(Items listed in a dataset)
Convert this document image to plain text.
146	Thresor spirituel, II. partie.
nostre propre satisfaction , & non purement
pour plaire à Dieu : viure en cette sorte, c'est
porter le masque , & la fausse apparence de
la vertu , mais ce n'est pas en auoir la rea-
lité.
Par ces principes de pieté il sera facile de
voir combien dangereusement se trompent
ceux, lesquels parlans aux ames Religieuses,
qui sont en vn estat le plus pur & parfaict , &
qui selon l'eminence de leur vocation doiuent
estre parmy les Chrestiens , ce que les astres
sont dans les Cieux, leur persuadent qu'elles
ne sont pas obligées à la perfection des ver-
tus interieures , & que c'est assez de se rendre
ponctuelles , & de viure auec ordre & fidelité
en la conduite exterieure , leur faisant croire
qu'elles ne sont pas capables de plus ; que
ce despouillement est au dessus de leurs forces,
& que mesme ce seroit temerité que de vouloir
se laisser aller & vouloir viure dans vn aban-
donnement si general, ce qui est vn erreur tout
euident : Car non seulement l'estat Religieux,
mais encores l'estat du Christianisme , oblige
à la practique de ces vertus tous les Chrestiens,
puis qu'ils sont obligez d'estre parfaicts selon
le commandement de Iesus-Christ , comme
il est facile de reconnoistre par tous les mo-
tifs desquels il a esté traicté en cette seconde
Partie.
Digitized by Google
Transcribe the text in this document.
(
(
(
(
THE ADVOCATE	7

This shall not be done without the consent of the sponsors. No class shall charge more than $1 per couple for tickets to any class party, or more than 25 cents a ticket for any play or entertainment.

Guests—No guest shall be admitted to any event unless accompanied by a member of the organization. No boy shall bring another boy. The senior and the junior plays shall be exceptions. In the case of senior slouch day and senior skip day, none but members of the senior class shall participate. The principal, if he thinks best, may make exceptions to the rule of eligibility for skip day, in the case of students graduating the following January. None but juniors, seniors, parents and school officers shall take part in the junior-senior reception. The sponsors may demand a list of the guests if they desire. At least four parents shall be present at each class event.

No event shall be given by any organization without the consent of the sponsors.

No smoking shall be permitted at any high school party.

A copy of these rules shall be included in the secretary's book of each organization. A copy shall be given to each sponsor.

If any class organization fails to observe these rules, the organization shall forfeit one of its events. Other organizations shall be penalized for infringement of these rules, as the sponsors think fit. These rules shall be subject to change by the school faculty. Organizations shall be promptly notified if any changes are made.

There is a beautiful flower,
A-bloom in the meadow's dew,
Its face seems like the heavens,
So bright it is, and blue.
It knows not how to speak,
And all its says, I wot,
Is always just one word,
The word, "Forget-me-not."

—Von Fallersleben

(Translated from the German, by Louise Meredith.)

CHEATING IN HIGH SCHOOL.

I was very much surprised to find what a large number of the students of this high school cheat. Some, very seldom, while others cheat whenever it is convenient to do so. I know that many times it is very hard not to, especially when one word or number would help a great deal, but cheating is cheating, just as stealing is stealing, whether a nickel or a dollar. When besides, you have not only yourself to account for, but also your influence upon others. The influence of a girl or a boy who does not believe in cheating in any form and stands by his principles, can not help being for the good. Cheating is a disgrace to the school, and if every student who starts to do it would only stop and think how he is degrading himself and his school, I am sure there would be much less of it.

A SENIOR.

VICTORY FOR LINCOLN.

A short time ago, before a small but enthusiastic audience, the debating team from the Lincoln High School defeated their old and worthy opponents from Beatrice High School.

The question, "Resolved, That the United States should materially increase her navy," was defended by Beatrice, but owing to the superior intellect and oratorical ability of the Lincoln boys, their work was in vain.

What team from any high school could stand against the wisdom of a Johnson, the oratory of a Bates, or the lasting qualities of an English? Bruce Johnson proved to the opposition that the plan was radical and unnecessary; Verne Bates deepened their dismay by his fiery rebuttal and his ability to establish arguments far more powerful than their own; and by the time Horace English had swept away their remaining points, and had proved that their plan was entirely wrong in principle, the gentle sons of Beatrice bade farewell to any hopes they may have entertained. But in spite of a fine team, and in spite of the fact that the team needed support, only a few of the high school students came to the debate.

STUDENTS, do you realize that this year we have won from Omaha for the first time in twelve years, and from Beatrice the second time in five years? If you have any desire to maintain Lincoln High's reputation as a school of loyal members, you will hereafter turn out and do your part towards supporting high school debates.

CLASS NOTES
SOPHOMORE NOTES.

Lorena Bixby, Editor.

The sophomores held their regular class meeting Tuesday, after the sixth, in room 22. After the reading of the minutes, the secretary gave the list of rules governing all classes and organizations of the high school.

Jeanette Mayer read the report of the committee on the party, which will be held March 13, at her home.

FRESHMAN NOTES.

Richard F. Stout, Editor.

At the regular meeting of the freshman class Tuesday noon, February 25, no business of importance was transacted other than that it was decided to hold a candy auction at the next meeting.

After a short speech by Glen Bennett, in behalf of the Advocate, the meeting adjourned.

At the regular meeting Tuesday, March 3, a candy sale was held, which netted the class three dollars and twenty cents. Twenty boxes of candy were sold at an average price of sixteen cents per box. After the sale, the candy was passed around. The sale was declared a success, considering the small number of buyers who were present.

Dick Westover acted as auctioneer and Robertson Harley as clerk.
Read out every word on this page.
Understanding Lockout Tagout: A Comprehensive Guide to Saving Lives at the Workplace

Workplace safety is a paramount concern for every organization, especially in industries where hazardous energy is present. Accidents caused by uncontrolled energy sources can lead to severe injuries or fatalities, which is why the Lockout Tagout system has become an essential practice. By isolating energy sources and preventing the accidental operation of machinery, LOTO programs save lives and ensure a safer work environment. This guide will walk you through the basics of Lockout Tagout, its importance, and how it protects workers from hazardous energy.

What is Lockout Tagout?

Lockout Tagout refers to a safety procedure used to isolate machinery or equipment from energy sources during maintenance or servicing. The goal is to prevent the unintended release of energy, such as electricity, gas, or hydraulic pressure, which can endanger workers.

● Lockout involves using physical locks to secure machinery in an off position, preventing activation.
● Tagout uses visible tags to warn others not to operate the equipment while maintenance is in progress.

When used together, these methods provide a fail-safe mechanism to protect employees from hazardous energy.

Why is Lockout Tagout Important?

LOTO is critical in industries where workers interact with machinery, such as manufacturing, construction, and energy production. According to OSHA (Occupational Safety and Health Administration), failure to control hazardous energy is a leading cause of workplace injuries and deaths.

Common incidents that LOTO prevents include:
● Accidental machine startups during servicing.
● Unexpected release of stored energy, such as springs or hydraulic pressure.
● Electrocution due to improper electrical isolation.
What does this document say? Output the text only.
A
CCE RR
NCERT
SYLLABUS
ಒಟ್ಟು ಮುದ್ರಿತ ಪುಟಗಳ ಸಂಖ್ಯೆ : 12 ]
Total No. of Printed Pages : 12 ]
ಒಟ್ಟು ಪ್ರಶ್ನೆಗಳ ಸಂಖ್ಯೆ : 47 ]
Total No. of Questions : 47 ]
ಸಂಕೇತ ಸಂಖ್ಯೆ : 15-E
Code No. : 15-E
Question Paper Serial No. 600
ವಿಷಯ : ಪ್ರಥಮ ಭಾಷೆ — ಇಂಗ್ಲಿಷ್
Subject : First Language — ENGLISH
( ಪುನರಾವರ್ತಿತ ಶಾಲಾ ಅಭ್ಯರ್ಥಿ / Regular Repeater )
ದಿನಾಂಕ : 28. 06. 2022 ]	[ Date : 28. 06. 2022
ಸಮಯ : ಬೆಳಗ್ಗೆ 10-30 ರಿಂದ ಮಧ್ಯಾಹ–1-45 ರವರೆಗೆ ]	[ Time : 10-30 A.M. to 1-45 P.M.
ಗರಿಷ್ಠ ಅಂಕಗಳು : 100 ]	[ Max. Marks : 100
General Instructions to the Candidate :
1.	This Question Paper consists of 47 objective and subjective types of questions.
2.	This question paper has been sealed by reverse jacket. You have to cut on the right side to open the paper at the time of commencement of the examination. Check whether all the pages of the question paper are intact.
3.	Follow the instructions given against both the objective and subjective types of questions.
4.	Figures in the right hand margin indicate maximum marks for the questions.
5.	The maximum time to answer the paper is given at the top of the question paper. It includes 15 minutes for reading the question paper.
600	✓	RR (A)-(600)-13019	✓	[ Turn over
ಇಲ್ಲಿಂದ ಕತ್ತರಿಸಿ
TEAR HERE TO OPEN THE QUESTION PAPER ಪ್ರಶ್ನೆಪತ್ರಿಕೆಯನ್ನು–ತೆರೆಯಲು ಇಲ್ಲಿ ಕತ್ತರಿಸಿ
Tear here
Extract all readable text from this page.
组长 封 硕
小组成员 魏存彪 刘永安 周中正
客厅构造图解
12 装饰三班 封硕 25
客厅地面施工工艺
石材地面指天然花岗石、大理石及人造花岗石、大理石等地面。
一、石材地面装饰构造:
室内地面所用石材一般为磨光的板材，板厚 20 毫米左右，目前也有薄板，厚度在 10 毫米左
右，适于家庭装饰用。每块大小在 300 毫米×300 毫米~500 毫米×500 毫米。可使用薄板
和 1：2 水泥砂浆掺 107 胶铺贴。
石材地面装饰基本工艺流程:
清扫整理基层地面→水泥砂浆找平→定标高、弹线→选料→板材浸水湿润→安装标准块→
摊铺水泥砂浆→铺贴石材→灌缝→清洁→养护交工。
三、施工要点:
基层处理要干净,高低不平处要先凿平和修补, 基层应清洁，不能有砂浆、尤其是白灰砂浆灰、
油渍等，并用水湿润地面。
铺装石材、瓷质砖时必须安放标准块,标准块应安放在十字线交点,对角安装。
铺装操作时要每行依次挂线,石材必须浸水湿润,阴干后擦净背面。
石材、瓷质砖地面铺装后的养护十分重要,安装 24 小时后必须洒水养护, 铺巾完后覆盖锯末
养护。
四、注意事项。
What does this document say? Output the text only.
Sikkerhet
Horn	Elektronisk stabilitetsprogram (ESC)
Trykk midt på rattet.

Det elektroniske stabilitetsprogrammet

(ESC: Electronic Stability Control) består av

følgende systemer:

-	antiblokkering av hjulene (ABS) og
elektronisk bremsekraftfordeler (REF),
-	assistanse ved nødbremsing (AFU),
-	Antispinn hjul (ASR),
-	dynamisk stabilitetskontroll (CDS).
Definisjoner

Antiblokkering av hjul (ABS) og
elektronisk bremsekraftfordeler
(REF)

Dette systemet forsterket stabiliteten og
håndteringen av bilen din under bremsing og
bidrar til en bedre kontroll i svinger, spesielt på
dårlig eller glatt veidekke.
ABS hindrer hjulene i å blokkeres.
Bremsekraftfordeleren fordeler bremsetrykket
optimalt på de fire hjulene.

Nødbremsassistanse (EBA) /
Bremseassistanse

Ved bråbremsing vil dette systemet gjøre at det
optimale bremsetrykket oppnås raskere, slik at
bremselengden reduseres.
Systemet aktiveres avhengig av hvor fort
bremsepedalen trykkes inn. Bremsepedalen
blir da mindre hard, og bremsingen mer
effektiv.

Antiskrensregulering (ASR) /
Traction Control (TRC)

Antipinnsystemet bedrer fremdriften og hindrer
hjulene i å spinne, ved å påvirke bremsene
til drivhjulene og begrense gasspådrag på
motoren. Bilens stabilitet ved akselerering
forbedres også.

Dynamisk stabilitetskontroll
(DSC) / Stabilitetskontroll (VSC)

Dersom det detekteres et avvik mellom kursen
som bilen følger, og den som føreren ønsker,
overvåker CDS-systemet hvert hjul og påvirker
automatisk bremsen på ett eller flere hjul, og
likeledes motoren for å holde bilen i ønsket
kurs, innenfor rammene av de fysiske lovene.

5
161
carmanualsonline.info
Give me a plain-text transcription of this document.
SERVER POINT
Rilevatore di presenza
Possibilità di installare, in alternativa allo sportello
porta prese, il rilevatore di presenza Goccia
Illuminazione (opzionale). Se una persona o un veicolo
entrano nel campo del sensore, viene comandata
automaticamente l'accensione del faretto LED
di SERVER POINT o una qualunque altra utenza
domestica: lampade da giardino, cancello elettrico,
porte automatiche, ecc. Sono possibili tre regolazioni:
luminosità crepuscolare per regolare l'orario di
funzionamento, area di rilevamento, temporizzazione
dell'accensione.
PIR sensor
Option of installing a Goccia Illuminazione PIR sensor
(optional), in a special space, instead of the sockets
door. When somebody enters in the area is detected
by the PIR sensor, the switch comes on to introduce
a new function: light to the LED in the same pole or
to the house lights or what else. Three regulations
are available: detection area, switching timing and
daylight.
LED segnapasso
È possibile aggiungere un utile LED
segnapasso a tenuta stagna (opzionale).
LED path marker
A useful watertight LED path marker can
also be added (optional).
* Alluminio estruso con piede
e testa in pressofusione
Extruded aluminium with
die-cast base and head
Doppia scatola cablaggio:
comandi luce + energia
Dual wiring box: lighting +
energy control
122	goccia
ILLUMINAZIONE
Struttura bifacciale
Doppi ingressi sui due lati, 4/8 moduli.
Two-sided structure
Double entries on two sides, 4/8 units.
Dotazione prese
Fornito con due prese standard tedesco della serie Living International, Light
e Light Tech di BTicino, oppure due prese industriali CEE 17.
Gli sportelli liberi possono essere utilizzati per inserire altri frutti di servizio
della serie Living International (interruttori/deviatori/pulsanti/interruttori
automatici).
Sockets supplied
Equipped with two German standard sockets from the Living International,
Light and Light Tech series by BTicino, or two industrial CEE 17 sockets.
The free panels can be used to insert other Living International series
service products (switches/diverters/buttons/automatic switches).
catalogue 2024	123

* Goal
Of all the lines above, how many contain the word "area"? Give the number and nothing else.

* Exercise response
3